- **DATASET RECORDS**
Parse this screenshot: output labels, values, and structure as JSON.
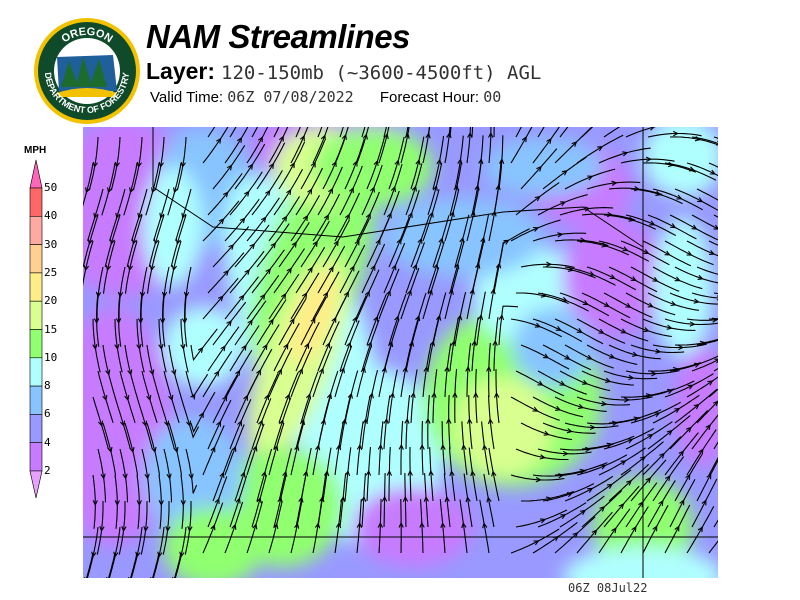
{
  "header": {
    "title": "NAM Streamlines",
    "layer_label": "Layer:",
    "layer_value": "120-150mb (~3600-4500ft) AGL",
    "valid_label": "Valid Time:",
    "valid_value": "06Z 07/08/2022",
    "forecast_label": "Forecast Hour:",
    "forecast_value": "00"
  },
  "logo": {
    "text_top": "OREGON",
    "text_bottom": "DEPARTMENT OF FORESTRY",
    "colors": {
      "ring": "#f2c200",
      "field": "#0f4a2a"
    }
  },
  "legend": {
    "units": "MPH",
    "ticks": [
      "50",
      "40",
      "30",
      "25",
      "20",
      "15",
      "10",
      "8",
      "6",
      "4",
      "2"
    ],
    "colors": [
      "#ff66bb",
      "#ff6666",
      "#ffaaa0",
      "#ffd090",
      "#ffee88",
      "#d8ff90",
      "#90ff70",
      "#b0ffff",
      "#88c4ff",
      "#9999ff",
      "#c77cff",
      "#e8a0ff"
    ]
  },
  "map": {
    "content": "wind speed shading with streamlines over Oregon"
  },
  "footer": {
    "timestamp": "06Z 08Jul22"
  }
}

- **AIM OF THE TASK**
Transcribe every line in the entries above, taking out only the images.

- **COMPLETED EXERCISE**
Parse this screenshot: output labels, values, and structure as JSON.
{
  "header": {
    "title": "NAM Streamlines",
    "layer_label": "Layer:",
    "layer_value": "120-150mb (~3600-4500ft) AGL",
    "valid_label": "Valid Time:",
    "valid_value": "06Z 07/08/2022",
    "forecast_label": "Forecast Hour:",
    "forecast_value": "00"
  },
  "logo": {
    "text_top": "OREGON",
    "text_bottom": "DEPARTMENT OF FORESTRY",
    "colors": {
      "ring": "#f2c200",
      "field": "#0f4a2a"
    }
  },
  "legend": {
    "units": "MPH",
    "ticks": [
      "50",
      "40",
      "30",
      "25",
      "20",
      "15",
      "10",
      "8",
      "6",
      "4",
      "2"
    ],
    "colors": [
      "#ff66bb",
      "#ff6666",
      "#ffaaa0",
      "#ffd090",
      "#ffee88",
      "#d8ff90",
      "#90ff70",
      "#b0ffff",
      "#88c4ff",
      "#9999ff",
      "#c77cff",
      "#e8a0ff"
    ]
  },
  "map": {
    "content": "wind speed shading with streamlines over Oregon"
  },
  "footer": {
    "timestamp": "06Z 08Jul22"
  }
}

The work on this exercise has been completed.